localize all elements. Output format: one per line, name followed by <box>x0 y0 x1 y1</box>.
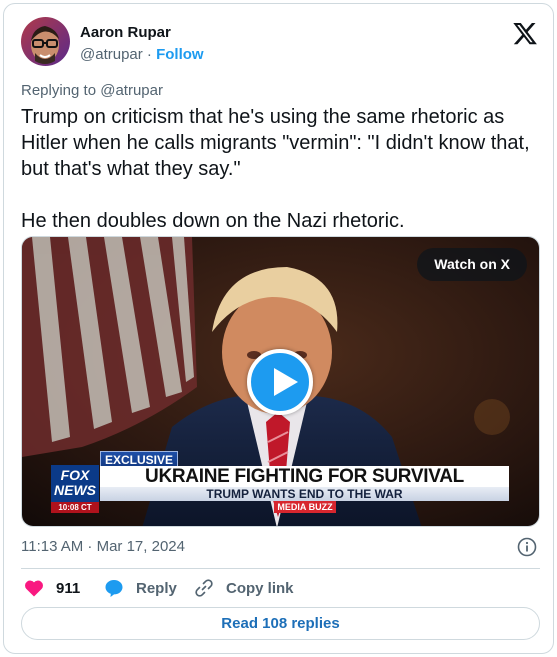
author-name[interactable]: Aaron Rupar <box>80 24 171 41</box>
video-player[interactable]: Watch on X FOX NEWS 10:08 CT EXCLUSIVE U… <box>21 236 540 527</box>
reply-bubble-icon <box>105 580 123 597</box>
author-handle-line: @atrupar · Follow <box>80 46 204 63</box>
like-count: 911 <box>56 579 81 597</box>
chyron-tag: EXCLUSIVE <box>100 451 179 467</box>
tweet-text: Trump on criticism that he's using the s… <box>21 104 541 234</box>
reply-button[interactable]: Reply <box>104 578 177 598</box>
tweet-card: Aaron Rupar @atrupar · Follow Replying t… <box>3 3 554 654</box>
play-icon <box>274 368 298 396</box>
separator: · <box>142 46 157 63</box>
fox-news-logo: FOX NEWS 10:08 CT <box>51 465 99 513</box>
tweet-paragraph: Trump on criticism that he's using the s… <box>21 106 530 180</box>
divider <box>21 568 540 569</box>
author-avatar[interactable] <box>21 17 70 66</box>
read-replies-button[interactable]: Read 108 replies <box>21 607 540 640</box>
like-button[interactable]: 911 <box>24 578 80 598</box>
copy-link-button[interactable]: Copy link <box>194 578 294 598</box>
watch-on-x-button[interactable]: Watch on X <box>417 248 527 281</box>
heart-icon <box>25 580 43 597</box>
info-icon[interactable] <box>517 537 537 557</box>
x-logo-icon[interactable] <box>513 23 537 45</box>
play-button[interactable] <box>247 349 313 415</box>
tweet-paragraph: He then doubles down on the Nazi rhetori… <box>21 210 405 232</box>
follow-button[interactable]: Follow <box>156 46 204 63</box>
replying-to: Replying to @atrupar <box>21 82 163 99</box>
copy-link-label: Copy link <box>226 579 294 597</box>
chyron-headline: UKRAINE FIGHTING FOR SURVIVAL <box>100 466 509 487</box>
author-handle[interactable]: @atrupar <box>80 46 143 63</box>
chyron-brand: MEDIA BUZZ <box>274 501 336 513</box>
link-icon <box>195 579 213 597</box>
tweet-timestamp[interactable]: 11:13 AM · Mar 17, 2024 <box>21 538 185 555</box>
chyron-subhead: TRUMP WANTS END TO THE WAR <box>100 487 509 501</box>
reply-label: Reply <box>136 579 177 597</box>
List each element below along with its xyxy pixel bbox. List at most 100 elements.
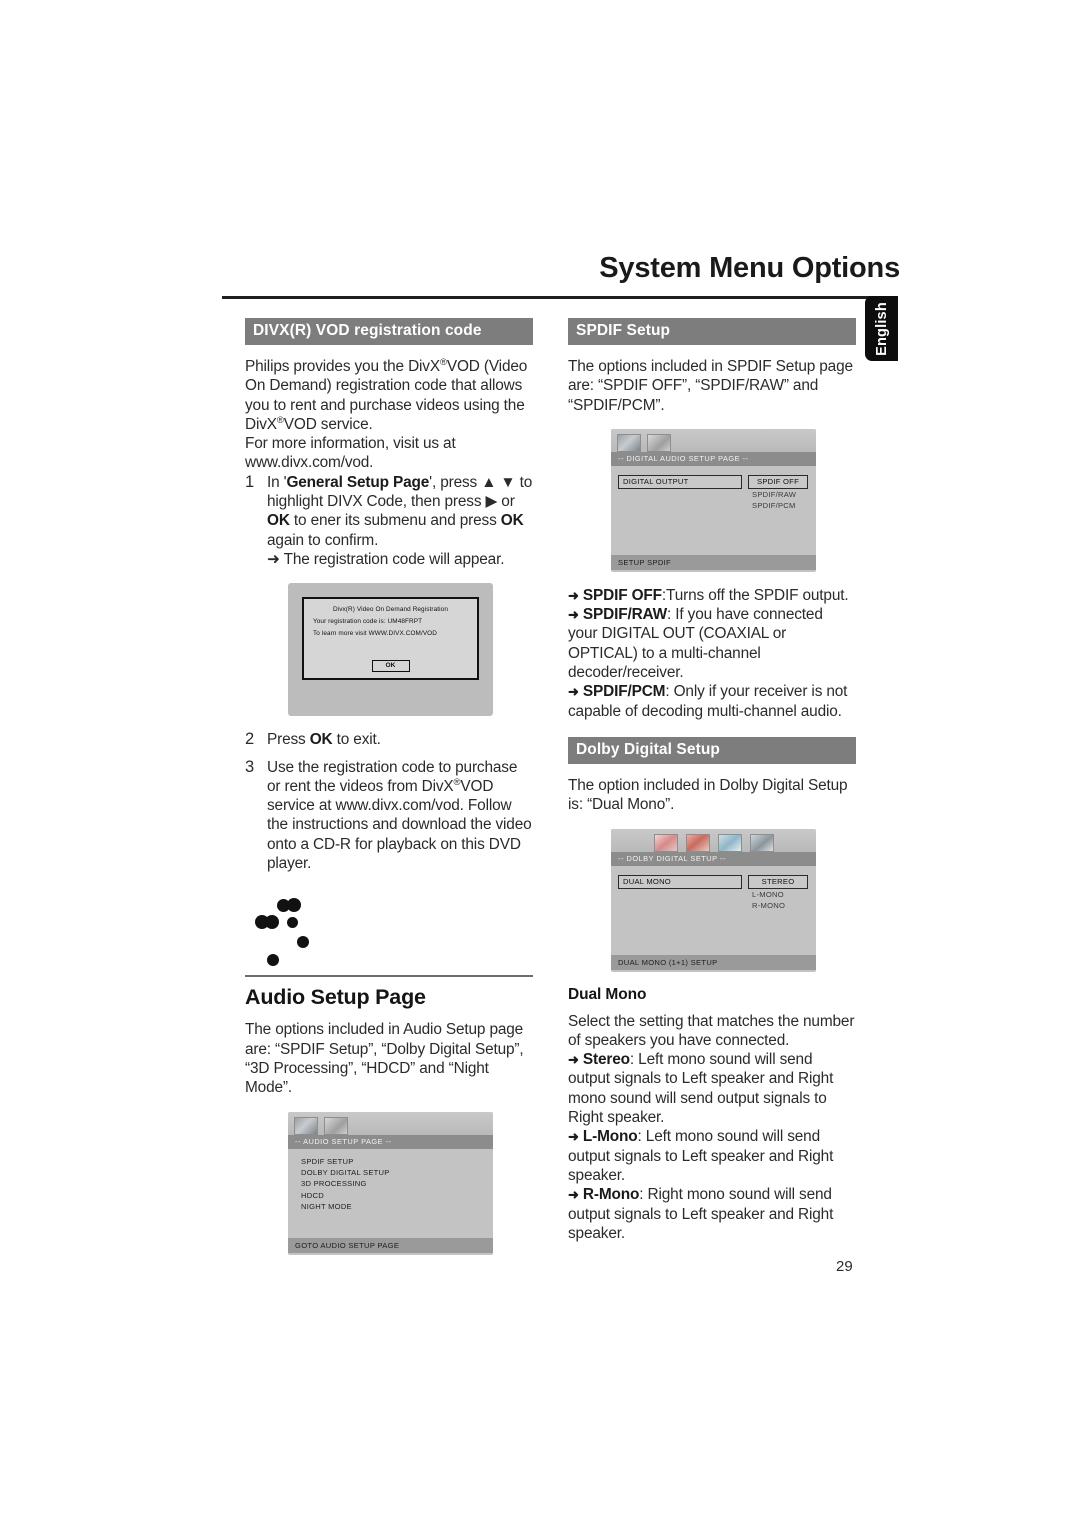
dual-mono-bullet-1: ➜ Stereo: Left mono sound will send outp… (568, 1050, 856, 1127)
spdif-bullet-1: ➜ SPDIF OFF:Turns off the SPDIF output. (568, 586, 856, 605)
osd-options: STEREO L-MONO R-MONO (748, 875, 808, 910)
spdif-bullet-1-label: SPDIF OFF (582, 586, 662, 604)
dolby-intro: The option included in Dolby Digital Set… (568, 776, 848, 814)
osd-icon-bar (288, 1111, 493, 1135)
osd-footer: GOTO AUDIO SETUP PAGE (288, 1237, 493, 1254)
dolby-digital-setup-heading: Dolby Digital Setup (568, 736, 856, 764)
osd-option-selected[interactable]: STEREO (748, 875, 808, 889)
step-2-bold-a: OK (309, 731, 333, 749)
audio-setup-page-title: Audio Setup Page (245, 985, 426, 1010)
step-1-bold-b: OK (267, 512, 290, 530)
osd-option[interactable]: SPDIF/RAW (748, 489, 808, 499)
arrow-icon: ➜ (568, 1187, 579, 1203)
osd-menu-item[interactable]: 3D PROCESSING (301, 1178, 493, 1189)
step-1-number: 1 (245, 472, 255, 491)
step-1-text-a: In ' (267, 473, 287, 491)
step-1-text-c: to ener its submenu and press (289, 512, 501, 530)
arrow-icon: ➜ (568, 684, 579, 700)
osd-menu-item[interactable]: HDCD (301, 1190, 493, 1201)
osd-icon-bar (611, 428, 816, 452)
audio-setup-icon (324, 1116, 348, 1135)
step-1-body: In 'General Setup Page', press ▲ ▼ to hi… (267, 473, 533, 569)
page-number: 29 (836, 1258, 853, 1275)
dual-mono-bullet-2: ➜ L-Mono: Left mono sound will send outp… (568, 1127, 856, 1185)
registered-icon-2: ® (276, 414, 284, 426)
manual-page: System Menu Options English DIVX(R) VOD … (0, 0, 1080, 1528)
audio-setup-page-screenshot: -- AUDIO SETUP PAGE -- SPDIF SETUP DOLBY… (288, 1111, 493, 1255)
spdif-bullet-2: ➜ SPDIF/RAW: If you have connected your … (568, 605, 856, 682)
audio-setup-intro: The options included in Audio Setup page… (245, 1021, 524, 1097)
step-3: 3 Use the registration code to purchase … (245, 758, 533, 874)
audio-setup-icon (647, 433, 671, 452)
picture-icon-3 (717, 833, 742, 852)
header-divider (222, 296, 894, 299)
spdif-bullet-3: ➜ SPDIF/PCM: Only if your receiver is no… (568, 682, 856, 721)
step-1-text-d: again to confirm. (267, 531, 379, 549)
osd-option[interactable]: R-MONO (748, 899, 808, 910)
page-title: System Menu Options (599, 252, 900, 284)
osd-menu-item[interactable]: SPDIF SETUP (301, 1156, 493, 1167)
divx-intro-paragraph-2: For more information, visit us at www.di… (245, 435, 456, 472)
spdif-intro: The options included in SPDIF Setup page… (568, 358, 853, 414)
divx-intro-c: VOD service. (283, 415, 373, 433)
spdif-setup-heading: SPDIF Setup (568, 318, 856, 345)
osd-setting-row[interactable]: DUAL MONO (618, 875, 742, 889)
video-setup-icon (617, 433, 641, 452)
spdif-bullet-1-text: :Turns off the SPDIF output. (661, 586, 849, 604)
audio-setup-divider (245, 975, 533, 978)
decorative-dots (255, 893, 345, 967)
osd-body: DIGITAL OUTPUT SPDIF OFF SPDIF/RAW SPDIF… (611, 466, 816, 571)
arrow-icon: ➜ (568, 1052, 579, 1068)
osd-title: -- DOLBY DIGITAL SETUP -- (611, 851, 816, 867)
osd-title: -- AUDIO SETUP PAGE -- (288, 1134, 493, 1150)
step-2-body: Press OK to exit. (267, 730, 533, 749)
left-column: DIVX(R) VOD registration code Philips pr… (245, 318, 533, 1255)
divx-dialog-ok-button[interactable]: OK (371, 660, 410, 673)
step-1: 1 In 'General Setup Page', press ▲ ▼ to … (245, 473, 533, 569)
osd-menu-item[interactable]: DOLBY DIGITAL SETUP (301, 1167, 493, 1178)
dolby-digital-setup-screenshot: -- DOLBY DIGITAL SETUP -- DUAL MONO STER… (611, 828, 816, 972)
step-2-number: 2 (245, 730, 255, 749)
osd-options: SPDIF OFF SPDIF/RAW SPDIF/PCM (748, 475, 808, 510)
dot-5 (287, 917, 298, 929)
spdif-bullet-2-label: SPDIF/RAW (582, 606, 668, 624)
registered-icon: ® (439, 356, 447, 368)
dual-mono-intro: Select the setting that matches the numb… (568, 1012, 855, 1049)
step-3-body: Use the registration code to purchase or… (267, 758, 533, 874)
step-2-text-a: Press (267, 731, 310, 749)
osd-body: SPDIF SETUP DOLBY DIGITAL SETUP 3D PROCE… (288, 1149, 493, 1254)
osd-option-selected[interactable]: SPDIF OFF (748, 475, 808, 489)
dual-mono-bullet-3-label: R-Mono (582, 1186, 640, 1204)
digital-audio-setup-screenshot: -- DIGITAL AUDIO SETUP PAGE -- DIGITAL O… (611, 428, 816, 572)
osd-option[interactable]: SPDIF/PCM (748, 499, 808, 510)
osd-icon-bar (611, 828, 816, 852)
dual-mono-subtitle: Dual Mono (568, 985, 647, 1003)
step-1-bold-c: OK (500, 512, 524, 530)
dot-2 (287, 898, 301, 913)
dot-6 (297, 936, 309, 949)
spdif-bullet-3-label: SPDIF/PCM (582, 683, 666, 701)
osd-menu-item[interactable]: NIGHT MODE (301, 1201, 493, 1212)
dual-mono-bullet-3: ➜ R-Mono: Right mono sound will send out… (568, 1185, 856, 1243)
divx-vod-heading: DIVX(R) VOD registration code (245, 318, 533, 345)
dot-4 (265, 915, 279, 930)
divx-dialog-line1: Your registration code is: UM48FRPT (313, 618, 423, 626)
osd-footer: DUAL MONO (1+1) SETUP (611, 954, 816, 971)
divx-registration-screenshot: Divx(R) Video On Demand Registration You… (288, 583, 493, 717)
divx-intro-paragraph-1: Philips provides you the DivX®VOD (Video… (245, 357, 533, 434)
right-column: SPDIF Setup The options included in SPDI… (568, 318, 856, 1243)
step-3-number: 3 (245, 757, 255, 776)
picture-icon-1 (653, 833, 678, 852)
divx-dialog-title: Divx(R) Video On Demand Registration (332, 606, 448, 614)
osd-option[interactable]: L-MONO (748, 889, 808, 899)
arrow-icon: ➜ (568, 1129, 579, 1145)
arrow-icon: ➜ (568, 607, 579, 623)
osd-setting-row[interactable]: DIGITAL OUTPUT (618, 475, 742, 489)
dual-mono-bullet-2-label: L-Mono (582, 1128, 638, 1146)
step-2-text-b: to exit. (332, 731, 381, 749)
osd-body: DUAL MONO STEREO L-MONO R-MONO DUAL MONO… (611, 866, 816, 971)
step-2: 2 Press OK to exit. (245, 730, 533, 749)
divx-dialog-line2: To learn more visit WWW.DIVX.COM/VOD (313, 630, 437, 638)
language-tab-label: English (873, 301, 890, 356)
language-tab: English (865, 296, 898, 361)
* * *
→ **WORK TO BE COMPLETED**:
Please show every line of the data above that contains the string "column", matching case exactly.

→ **FULL SOLUTION**:
left-column: DIVX(R) VOD registration code Philips pr… (245, 318, 533, 1255)
right-column: SPDIF Setup The options included in SPDI… (568, 318, 856, 1243)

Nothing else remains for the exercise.